**EXERCISE REQUIREMENTS**
Each entry below should be reproduced character for character.

** Start **

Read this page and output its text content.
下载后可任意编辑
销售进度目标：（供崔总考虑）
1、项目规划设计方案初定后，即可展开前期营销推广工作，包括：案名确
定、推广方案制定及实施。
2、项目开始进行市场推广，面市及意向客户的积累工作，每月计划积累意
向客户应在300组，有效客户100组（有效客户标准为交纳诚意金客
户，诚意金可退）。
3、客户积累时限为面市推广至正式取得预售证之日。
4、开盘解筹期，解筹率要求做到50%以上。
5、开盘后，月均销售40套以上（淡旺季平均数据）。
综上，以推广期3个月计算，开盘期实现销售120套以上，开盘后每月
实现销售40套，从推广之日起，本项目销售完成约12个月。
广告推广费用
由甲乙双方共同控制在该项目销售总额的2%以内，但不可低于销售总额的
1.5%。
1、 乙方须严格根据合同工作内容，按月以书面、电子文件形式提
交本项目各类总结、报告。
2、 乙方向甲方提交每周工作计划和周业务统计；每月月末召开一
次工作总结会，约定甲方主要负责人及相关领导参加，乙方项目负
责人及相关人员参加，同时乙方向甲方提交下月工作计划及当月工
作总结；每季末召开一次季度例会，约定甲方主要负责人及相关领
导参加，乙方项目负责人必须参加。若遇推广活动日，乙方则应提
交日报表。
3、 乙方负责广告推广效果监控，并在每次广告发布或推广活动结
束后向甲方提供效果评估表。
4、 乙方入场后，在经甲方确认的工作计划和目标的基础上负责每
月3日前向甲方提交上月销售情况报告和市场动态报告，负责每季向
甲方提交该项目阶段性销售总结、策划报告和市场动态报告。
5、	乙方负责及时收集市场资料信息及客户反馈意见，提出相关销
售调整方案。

** End **

**WRITTEN ANSWER**
Read this page and output its text content.
下载后可任意编辑
销售进度目标：（供崔总考虑）
1、项目规划设计方案初定后，即可展开前期营销推广工作，包括：案名确
定、推广方案制定及实施。
2、项目开始进行市场推广，面市及意向客户的积累工作，每月计划积累意
向客户应在300组，有效客户100组（有效客户标准为交纳诚意金客
户，诚意金可退）。
3、客户积累时限为面市推广至正式取得预售证之日。
4、开盘解筹期，解筹率要求做到50%以上。
5、开盘后，月均销售40套以上（淡旺季平均数据）。
综上，以推广期3个月计算，开盘期实现销售120套以上，开盘后每月
实现销售40套，从推广之日起，本项目销售完成约12个月。
广告推广费用
由甲乙双方共同控制在该项目销售总额的2%以内，但不可低于销售总额的
1.5%。
1、 乙方须严格根据合同工作内容，按月以书面、电子文件形式提
交本项目各类总结、报告。
2、 乙方向甲方提交每周工作计划和周业务统计；每月月末召开一
次工作总结会，约定甲方主要负责人及相关领导参加，乙方项目负
责人及相关人员参加，同时乙方向甲方提交下月工作计划及当月工
作总结；每季末召开一次季度例会，约定甲方主要负责人及相关领
导参加，乙方项目负责人必须参加。若遇推广活动日，乙方则应提
交日报表。
3、 乙方负责广告推广效果监控，并在每次广告发布或推广活动结
束后向甲方提供效果评估表。
4、 乙方入场后，在经甲方确认的工作计划和目标的基础上负责每
月3日前向甲方提交上月销售情况报告和市场动态报告，负责每季向
甲方提交该项目阶段性销售总结、策划报告和市场动态报告。
5、	乙方负责及时收集市场资料信息及客户反馈意见，提出相关销
售调整方案。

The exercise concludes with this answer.